--- Dataset extract ---
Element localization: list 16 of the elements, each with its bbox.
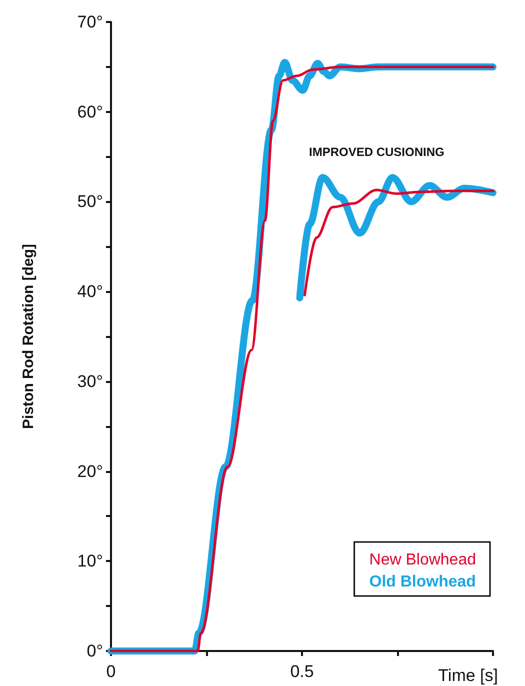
text: New Blowhead <box>369 552 476 568</box>
text: Old Blowhead <box>369 574 476 590</box>
y-tick-label: 70° <box>77 12 103 32</box>
annotation: IMPROVED CUSIONING <box>309 145 444 159</box>
x-axis-title: Time [s] <box>438 666 498 685</box>
y-tick-label: 0° <box>86 642 103 660</box>
y-tick-label: 20° <box>77 462 103 481</box>
y-tick-label: 30° <box>77 372 103 391</box>
line-series <box>303 188 494 296</box>
y-tick-label: 10° <box>77 552 103 571</box>
x-tick-label: 0 <box>106 662 116 681</box>
y-axis-title: Piston Rod Rotation [deg] <box>20 244 37 429</box>
y-tick-label: 40° <box>77 282 103 302</box>
y-tick-label: 50° <box>77 192 103 212</box>
y-tick-label: 60° <box>77 102 103 122</box>
x-tick-label: 0.5 <box>290 662 314 681</box>
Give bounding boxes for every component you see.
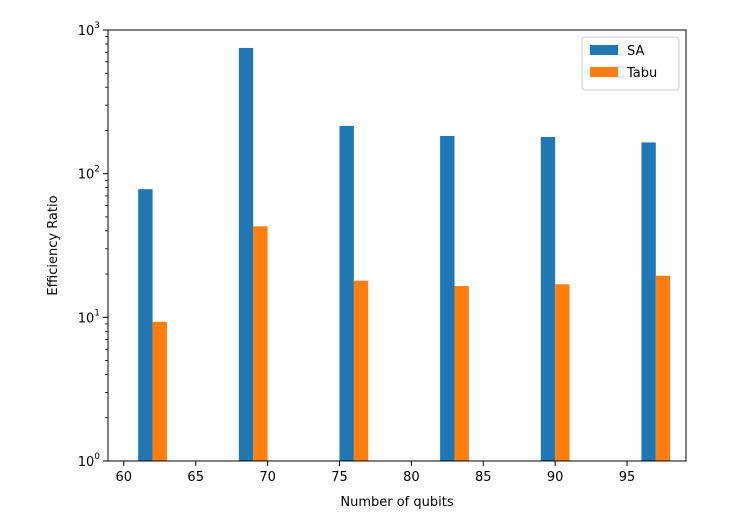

--- Work to complete ---
Quote every line of the items above word for word, leaving the pictures out of your answer.

--- Task result ---
Element localization: list 16 of the elements, each with its bbox.
text: New Blowhead <box>369 552 476 568</box>
text: Old Blowhead <box>369 574 476 590</box>
y-tick-label: 70° <box>77 12 103 32</box>
annotation: IMPROVED CUSIONING <box>309 145 444 159</box>
x-axis-title: Time [s] <box>438 666 498 685</box>
y-tick-label: 0° <box>86 642 103 660</box>
y-tick-label: 20° <box>77 462 103 481</box>
y-tick-label: 30° <box>77 372 103 391</box>
line-series <box>303 188 494 296</box>
y-tick-label: 10° <box>77 552 103 571</box>
x-tick-label: 0 <box>106 662 116 681</box>
y-axis-title: Piston Rod Rotation [deg] <box>20 244 37 429</box>
y-tick-label: 40° <box>77 282 103 302</box>
y-tick-label: 50° <box>77 192 103 212</box>
y-tick-label: 60° <box>77 102 103 122</box>
x-tick-label: 0.5 <box>290 662 314 681</box>
Give bounding boxes for every component you see.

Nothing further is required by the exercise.